WHAT YOU NEED TO DO: Give only the number of lines that hold the word "title".
══ EXTRACTED MATERIAL ══
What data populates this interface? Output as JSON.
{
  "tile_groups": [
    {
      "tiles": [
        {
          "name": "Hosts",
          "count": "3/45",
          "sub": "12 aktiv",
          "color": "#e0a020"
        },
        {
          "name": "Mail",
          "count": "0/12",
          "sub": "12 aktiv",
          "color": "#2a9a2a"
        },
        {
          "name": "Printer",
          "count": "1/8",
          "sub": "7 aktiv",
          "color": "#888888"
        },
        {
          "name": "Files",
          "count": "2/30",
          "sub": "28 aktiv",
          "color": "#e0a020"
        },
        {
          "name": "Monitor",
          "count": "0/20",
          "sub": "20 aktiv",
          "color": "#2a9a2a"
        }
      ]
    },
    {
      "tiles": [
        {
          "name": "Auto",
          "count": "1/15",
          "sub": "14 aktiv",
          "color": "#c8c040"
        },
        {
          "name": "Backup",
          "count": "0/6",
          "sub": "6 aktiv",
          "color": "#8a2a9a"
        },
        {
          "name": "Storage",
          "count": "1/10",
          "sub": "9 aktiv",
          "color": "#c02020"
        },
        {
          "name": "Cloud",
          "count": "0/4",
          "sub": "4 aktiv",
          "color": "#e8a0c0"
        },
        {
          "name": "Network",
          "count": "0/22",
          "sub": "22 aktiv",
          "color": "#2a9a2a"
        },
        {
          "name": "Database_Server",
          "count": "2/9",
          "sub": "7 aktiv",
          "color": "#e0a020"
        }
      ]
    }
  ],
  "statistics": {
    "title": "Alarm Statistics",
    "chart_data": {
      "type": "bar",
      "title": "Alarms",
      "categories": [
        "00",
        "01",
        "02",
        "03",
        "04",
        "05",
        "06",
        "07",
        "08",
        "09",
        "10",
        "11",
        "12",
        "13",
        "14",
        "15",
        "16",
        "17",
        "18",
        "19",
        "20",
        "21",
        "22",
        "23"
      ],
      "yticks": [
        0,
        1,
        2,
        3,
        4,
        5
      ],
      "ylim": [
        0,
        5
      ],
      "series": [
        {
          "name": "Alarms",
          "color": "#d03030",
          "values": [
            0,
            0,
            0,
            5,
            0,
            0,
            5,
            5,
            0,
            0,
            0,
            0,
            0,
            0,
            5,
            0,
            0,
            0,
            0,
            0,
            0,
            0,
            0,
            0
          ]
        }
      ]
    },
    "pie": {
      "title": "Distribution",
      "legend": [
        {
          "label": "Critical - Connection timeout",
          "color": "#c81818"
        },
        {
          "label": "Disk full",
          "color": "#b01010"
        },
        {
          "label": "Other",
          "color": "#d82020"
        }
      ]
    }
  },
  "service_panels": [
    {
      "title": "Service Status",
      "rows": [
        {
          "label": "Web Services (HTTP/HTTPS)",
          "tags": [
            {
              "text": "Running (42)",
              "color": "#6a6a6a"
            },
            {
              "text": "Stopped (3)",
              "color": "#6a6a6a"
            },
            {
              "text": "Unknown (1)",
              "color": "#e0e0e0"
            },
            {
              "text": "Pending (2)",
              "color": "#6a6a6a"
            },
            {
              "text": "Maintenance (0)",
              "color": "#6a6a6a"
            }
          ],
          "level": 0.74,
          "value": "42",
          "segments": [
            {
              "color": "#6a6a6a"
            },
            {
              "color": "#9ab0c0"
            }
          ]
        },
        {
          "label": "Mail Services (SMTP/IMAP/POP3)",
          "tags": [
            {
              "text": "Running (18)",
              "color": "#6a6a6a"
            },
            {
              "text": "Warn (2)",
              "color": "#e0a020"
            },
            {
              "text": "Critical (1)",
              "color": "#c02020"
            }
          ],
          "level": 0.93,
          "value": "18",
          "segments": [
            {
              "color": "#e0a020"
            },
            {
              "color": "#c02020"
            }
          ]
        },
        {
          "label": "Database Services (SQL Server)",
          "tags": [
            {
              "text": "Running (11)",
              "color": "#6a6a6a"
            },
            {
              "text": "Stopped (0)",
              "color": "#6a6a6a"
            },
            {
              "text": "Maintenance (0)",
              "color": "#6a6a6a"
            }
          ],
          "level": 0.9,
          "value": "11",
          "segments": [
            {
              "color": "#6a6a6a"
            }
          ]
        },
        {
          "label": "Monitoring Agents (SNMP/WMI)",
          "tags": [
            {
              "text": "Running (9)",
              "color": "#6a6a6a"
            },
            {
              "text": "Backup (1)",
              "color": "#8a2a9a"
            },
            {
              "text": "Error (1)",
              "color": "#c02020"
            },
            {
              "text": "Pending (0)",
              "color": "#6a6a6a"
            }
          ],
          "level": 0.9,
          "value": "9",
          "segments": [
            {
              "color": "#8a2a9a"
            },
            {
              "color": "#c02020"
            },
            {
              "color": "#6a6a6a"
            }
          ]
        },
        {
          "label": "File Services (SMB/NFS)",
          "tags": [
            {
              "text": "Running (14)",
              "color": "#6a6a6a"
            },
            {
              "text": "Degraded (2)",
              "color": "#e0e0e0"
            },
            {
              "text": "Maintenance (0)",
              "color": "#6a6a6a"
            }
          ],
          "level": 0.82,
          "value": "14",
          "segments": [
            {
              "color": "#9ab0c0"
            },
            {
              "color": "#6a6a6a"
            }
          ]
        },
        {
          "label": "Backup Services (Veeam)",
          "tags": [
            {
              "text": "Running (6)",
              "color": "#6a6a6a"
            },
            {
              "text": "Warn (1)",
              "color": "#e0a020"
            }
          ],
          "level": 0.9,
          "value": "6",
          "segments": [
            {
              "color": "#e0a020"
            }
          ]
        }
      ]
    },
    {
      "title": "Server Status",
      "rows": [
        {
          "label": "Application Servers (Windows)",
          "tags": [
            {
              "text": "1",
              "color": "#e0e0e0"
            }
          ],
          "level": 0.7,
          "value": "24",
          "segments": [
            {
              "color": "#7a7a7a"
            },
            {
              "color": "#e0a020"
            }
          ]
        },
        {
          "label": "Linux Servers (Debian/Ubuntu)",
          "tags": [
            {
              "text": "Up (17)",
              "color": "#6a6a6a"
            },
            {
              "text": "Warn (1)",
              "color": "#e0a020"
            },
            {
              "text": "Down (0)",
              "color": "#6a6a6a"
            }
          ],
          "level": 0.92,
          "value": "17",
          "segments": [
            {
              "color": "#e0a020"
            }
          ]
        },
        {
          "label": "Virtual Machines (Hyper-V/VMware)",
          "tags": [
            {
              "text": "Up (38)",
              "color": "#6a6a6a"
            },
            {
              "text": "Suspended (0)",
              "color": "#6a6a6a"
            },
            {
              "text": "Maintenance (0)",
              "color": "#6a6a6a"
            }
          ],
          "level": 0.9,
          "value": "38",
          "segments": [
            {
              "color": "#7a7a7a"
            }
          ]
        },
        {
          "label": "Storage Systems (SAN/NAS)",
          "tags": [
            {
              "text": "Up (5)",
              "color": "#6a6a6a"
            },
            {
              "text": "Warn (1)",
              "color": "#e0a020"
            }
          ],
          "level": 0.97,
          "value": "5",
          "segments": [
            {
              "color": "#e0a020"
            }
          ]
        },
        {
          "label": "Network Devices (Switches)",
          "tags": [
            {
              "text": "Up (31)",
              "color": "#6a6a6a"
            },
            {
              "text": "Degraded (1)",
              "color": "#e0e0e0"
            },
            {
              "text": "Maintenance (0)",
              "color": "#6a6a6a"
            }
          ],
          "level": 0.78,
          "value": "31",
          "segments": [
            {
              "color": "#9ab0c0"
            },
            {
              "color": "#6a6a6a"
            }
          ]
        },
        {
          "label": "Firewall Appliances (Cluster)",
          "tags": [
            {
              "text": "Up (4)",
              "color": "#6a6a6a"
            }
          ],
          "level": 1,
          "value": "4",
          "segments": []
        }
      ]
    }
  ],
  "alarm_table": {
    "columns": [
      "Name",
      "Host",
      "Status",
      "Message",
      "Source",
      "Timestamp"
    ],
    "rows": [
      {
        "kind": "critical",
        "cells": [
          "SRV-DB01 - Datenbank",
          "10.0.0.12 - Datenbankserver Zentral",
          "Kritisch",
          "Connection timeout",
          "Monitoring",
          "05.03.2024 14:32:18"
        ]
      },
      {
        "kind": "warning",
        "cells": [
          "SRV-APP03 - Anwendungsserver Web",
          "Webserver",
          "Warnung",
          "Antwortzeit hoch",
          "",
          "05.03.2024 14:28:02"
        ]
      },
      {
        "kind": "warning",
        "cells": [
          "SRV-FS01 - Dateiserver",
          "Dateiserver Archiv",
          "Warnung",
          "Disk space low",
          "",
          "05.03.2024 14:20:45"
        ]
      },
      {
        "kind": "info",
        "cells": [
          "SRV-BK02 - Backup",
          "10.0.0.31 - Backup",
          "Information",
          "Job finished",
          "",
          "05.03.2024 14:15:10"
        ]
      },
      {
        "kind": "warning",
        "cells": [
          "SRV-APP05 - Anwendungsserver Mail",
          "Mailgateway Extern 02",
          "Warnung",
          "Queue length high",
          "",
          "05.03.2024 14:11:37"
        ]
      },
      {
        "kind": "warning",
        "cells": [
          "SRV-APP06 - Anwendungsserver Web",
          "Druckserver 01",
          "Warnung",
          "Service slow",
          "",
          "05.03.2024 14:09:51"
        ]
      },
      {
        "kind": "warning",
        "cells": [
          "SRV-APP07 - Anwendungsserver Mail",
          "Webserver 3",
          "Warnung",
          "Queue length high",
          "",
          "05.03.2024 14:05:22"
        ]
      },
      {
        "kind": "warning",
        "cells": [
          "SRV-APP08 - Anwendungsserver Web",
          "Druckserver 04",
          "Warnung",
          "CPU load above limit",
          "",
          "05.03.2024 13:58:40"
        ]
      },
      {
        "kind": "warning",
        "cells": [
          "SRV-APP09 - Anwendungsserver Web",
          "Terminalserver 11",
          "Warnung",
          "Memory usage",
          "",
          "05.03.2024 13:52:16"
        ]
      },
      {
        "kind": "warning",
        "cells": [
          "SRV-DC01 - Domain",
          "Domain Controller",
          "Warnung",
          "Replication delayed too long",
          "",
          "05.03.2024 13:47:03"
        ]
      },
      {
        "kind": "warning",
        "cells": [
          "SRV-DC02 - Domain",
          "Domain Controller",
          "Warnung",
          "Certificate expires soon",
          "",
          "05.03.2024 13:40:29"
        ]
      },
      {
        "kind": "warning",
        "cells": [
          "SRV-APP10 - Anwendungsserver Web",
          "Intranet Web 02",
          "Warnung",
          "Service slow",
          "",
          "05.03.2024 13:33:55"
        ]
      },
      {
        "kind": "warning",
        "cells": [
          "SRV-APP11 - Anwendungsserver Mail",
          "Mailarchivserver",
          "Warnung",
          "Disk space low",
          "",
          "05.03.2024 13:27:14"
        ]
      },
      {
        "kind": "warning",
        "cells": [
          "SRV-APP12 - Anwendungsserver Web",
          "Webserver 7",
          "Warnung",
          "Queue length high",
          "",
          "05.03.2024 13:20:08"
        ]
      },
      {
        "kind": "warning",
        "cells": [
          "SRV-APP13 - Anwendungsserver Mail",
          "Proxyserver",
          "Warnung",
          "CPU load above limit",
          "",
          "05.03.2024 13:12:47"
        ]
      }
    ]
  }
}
═══
OUTPUT FOR THIS TASK: 5